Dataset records
------------------------------------------------------------
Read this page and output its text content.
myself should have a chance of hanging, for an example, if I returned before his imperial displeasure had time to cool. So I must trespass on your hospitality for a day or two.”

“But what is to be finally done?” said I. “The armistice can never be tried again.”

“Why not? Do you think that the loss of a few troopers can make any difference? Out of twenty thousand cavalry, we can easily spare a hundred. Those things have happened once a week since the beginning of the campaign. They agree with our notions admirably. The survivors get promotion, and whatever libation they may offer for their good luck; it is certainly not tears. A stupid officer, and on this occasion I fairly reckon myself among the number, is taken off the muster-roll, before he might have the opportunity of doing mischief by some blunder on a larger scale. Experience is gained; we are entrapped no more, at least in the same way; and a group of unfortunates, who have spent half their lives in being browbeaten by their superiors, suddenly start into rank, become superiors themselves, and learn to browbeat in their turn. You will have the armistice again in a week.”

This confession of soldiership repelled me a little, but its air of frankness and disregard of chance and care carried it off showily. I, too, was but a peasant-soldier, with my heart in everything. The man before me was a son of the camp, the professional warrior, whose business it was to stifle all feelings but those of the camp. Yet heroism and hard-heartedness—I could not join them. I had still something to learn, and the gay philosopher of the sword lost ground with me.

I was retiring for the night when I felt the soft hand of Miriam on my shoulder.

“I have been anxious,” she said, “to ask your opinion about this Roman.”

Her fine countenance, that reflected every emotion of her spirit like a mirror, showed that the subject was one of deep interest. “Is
------------------------------------------------------------
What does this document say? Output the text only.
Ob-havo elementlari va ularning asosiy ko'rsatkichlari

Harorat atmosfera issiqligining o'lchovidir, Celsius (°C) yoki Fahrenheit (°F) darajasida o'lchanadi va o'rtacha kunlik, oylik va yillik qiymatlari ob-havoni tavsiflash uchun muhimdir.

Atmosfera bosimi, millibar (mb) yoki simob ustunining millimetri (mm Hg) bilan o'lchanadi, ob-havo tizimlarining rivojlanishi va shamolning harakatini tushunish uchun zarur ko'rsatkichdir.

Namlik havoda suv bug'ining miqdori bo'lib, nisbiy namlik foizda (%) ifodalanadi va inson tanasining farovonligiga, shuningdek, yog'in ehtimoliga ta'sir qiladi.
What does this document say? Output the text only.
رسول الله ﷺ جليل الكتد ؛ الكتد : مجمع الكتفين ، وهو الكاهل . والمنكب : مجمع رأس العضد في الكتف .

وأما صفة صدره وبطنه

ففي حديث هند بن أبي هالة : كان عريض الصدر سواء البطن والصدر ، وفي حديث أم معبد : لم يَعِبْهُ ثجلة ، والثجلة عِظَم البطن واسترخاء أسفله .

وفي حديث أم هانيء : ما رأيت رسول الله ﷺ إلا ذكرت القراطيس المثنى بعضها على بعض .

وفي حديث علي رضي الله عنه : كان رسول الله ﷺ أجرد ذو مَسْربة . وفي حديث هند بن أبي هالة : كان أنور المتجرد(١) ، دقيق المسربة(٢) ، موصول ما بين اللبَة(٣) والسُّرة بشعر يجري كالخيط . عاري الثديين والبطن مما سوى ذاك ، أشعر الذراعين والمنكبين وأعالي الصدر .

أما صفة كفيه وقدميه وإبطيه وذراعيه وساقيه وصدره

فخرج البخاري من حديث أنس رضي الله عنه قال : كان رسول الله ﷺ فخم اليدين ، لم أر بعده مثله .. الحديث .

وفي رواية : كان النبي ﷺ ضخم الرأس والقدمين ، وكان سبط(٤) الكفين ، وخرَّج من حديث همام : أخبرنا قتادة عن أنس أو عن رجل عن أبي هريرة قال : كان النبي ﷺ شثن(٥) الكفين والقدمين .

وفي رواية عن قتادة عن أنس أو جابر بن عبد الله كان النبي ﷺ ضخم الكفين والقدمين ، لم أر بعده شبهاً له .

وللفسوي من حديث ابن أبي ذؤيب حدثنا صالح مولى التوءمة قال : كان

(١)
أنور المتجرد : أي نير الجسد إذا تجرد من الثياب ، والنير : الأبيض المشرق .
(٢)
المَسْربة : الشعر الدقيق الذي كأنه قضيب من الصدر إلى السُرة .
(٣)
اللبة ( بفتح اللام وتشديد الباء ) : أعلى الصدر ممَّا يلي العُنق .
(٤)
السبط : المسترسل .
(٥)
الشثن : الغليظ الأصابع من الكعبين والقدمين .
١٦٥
------------------------------------------------------------
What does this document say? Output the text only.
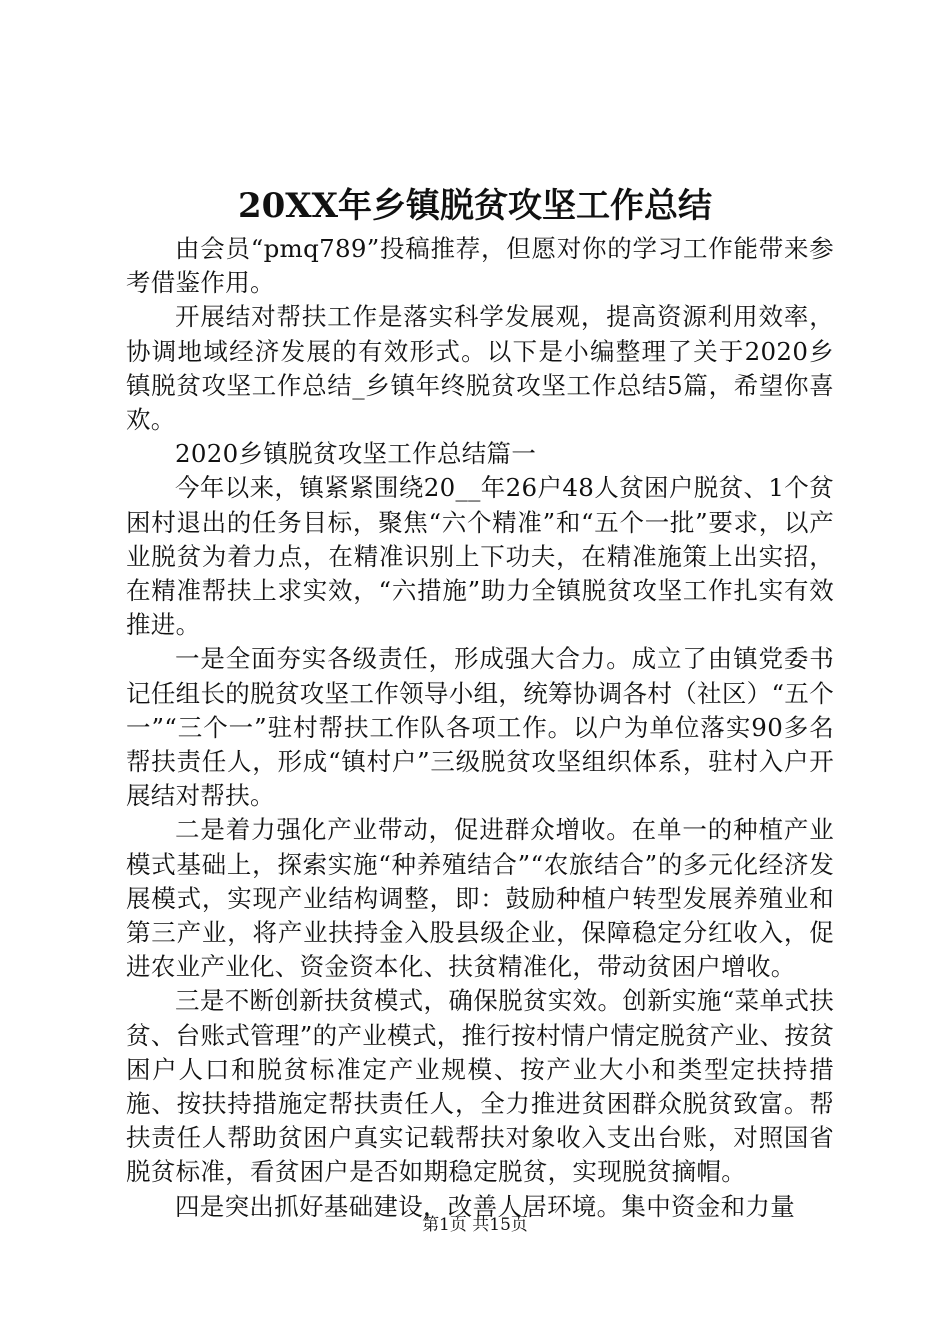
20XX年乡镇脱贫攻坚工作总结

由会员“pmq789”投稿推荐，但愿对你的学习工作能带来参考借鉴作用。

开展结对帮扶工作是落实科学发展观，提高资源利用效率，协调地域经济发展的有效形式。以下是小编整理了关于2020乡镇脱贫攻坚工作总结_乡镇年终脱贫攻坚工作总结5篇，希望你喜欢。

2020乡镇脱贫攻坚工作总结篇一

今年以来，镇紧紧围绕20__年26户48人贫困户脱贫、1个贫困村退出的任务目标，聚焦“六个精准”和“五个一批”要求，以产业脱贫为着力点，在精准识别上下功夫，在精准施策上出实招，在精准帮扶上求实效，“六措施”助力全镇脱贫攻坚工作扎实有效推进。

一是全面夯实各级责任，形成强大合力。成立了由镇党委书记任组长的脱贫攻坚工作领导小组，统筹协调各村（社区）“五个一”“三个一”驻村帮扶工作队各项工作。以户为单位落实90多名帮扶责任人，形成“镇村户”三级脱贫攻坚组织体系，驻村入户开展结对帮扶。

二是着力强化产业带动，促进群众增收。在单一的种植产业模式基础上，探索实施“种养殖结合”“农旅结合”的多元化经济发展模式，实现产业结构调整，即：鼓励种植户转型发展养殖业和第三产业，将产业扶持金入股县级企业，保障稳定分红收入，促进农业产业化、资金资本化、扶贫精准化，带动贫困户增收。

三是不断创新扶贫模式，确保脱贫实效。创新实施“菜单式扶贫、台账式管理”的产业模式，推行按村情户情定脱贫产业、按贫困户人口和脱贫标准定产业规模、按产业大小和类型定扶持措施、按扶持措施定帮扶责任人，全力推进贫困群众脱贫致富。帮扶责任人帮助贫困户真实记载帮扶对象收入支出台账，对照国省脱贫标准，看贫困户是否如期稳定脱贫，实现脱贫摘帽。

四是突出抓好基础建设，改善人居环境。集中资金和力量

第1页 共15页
------------------------------------------------------------
■ WHAT YOU WILL DO
Each line that has the word "الصدر" counts once. How many such lines are in the data? Give the number alone.

■ THE RESPONSE
4